- Brano -
- - - -
Sono ben poche le sostanze, farmacologiche o meno, che negli ultimi anni hanno visto catalizzare su di sé l’attenzione di ricercatori e semplici consumatori quanto la vitamina D.

Da “banale” molecola necessaria a prevenire rachitismo e osteomalacia – due patologie che affliggono lo scheletro, rispettivamente del bambino e dell’adulto – la vitamina D si è trasformata in una sorta di toccasana per quasi ogni condizione di salute, suscitando entusiasmi a volte persino eccessivi e non del tutto giustificati.

Oltre a essere fondamentale per lo sviluppo di ossa e denti, sappiamo per certo che questa vitamina liposolubile consente la corretta funzionalità del sistema immunitario, contribuisce a contrastare le infezioni e modula le reazioni infiammatorie. Molti organi e tessuti del corpo umano possiedono recettori per la vitamina D e questo suggerisce che i ruoli della vitamina D siano molteplici e ancora da scoprire compiutamente.

Le ricerche sulla vitamina D, dunque, proseguono. Sulla rivista scientifica Alzheimer’s & Dementia sono stati pubblicati da poco i risultati di un ampio studio condotto negli Stati Uniti, che ha preso in esame oltre 12.000 persone di età superiore ai 70 anni e inizialmente senza demenza.
- - - -
- Dati da analizzare -
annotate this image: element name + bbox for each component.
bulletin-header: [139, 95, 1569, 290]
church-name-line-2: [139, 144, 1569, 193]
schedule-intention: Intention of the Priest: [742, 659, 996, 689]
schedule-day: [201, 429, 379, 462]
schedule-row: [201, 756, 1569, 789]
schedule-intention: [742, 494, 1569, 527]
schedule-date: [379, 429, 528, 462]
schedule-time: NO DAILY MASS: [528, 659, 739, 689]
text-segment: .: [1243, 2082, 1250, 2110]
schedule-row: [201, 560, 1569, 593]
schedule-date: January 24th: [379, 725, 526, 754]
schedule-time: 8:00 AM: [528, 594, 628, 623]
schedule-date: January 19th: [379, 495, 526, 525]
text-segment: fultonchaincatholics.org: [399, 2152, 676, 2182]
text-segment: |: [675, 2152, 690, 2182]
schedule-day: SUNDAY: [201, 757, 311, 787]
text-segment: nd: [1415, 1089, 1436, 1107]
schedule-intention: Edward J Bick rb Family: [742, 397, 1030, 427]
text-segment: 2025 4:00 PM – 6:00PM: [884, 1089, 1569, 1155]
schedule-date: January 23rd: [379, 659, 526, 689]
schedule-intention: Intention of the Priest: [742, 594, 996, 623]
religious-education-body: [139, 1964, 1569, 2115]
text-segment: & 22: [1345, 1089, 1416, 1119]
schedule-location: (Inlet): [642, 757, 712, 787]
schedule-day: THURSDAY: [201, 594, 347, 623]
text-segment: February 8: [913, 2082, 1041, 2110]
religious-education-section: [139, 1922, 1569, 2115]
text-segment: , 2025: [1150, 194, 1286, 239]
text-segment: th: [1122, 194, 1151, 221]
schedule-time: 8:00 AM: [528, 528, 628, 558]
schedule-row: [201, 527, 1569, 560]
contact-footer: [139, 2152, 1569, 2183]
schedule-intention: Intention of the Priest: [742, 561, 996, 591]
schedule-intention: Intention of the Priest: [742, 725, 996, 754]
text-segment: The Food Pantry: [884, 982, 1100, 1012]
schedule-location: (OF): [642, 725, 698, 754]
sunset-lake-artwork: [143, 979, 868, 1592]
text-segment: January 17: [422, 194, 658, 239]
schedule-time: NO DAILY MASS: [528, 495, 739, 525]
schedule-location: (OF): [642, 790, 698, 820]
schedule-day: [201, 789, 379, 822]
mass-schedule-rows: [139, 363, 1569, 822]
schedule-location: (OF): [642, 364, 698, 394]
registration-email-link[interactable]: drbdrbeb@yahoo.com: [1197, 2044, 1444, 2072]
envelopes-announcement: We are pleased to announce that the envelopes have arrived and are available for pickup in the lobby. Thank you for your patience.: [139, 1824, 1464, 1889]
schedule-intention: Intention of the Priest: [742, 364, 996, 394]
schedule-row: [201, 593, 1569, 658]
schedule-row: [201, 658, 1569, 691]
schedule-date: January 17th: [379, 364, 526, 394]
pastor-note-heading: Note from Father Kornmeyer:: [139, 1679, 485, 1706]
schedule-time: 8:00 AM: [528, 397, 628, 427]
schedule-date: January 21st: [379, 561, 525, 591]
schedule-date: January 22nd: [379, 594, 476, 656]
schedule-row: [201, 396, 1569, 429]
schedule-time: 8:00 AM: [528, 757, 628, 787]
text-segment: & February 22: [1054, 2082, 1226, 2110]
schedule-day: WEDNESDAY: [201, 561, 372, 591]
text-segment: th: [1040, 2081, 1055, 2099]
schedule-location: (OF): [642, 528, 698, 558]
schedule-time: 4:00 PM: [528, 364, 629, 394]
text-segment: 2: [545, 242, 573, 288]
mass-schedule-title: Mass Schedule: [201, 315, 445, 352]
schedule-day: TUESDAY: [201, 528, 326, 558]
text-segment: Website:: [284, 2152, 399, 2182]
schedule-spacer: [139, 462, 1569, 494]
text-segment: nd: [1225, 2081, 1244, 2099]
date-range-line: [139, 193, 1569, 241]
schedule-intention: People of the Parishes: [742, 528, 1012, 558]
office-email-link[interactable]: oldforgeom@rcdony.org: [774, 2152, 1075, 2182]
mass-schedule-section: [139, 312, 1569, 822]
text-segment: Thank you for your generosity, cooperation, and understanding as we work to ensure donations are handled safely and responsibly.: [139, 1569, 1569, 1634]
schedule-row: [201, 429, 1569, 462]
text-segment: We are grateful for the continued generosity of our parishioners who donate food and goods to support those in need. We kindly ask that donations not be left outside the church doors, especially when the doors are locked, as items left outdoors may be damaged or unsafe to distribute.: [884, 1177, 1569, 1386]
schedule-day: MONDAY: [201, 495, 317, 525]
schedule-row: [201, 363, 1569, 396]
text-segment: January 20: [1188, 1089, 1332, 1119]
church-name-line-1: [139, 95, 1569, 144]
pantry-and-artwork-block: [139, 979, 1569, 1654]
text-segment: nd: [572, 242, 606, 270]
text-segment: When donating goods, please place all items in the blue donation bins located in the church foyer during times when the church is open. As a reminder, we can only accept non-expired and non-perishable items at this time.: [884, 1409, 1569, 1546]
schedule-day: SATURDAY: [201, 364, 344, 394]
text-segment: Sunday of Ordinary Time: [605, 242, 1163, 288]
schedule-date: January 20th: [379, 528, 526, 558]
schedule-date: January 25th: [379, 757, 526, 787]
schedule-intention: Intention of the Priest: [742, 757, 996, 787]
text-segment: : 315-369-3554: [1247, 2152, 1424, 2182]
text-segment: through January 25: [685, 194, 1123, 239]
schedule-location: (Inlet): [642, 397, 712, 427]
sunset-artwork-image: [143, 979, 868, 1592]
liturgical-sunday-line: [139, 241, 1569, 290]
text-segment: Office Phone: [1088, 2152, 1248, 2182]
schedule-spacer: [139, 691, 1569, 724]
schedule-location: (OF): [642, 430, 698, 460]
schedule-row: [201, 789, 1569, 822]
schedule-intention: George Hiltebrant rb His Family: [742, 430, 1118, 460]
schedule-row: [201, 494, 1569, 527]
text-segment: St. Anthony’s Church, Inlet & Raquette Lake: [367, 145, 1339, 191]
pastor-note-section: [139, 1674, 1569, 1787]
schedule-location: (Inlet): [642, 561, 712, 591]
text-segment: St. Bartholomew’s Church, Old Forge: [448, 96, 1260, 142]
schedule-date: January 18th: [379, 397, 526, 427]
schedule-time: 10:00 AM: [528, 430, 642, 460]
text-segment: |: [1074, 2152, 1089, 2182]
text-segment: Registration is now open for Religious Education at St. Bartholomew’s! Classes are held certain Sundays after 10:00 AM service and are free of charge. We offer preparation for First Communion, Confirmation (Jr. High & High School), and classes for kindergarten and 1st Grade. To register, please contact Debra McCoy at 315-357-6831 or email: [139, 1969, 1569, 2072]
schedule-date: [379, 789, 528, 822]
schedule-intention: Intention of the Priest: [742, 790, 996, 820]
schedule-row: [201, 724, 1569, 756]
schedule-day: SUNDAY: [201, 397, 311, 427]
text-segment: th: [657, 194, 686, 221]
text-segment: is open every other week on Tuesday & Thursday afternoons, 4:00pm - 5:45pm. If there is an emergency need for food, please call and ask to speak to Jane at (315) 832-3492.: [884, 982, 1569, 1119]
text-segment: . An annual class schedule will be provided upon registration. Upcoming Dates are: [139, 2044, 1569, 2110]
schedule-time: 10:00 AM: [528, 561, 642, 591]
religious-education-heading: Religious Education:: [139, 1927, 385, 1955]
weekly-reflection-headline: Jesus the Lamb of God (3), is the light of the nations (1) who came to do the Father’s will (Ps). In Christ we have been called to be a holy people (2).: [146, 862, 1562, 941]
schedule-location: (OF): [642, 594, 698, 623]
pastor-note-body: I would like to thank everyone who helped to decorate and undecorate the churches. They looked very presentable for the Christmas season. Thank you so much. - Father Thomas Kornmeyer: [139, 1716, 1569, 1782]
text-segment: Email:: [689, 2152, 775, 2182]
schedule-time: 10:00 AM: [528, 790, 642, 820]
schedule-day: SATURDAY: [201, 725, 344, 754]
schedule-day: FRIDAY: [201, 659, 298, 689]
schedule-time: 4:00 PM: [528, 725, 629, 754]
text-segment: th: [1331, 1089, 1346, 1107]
- - - -
- Cosa fare -
Per favore, trascrivi parola per parola tutto ciò che nel brano sulla vitamina D va da "Oltre a essere" giù fino a "da scoprire compiutamente.". Le voci riportate sopra costituiscono materiale a sé, distinto dal brano.

- Soluzione -
Oltre a essere fondamentale per lo sviluppo di ossa e denti, sappiamo per certo che questa vitamina liposolubile consente la corretta funzionalità del sistema immunitario, contribuisce a contrastare le infezioni e modula le reazioni infiammatorie. Molti organi e tessuti del corpo umano possiedono recettori per la vitamina D e questo suggerisce che i ruoli della vitamina D siano molteplici e ancora da scoprire compiutamente.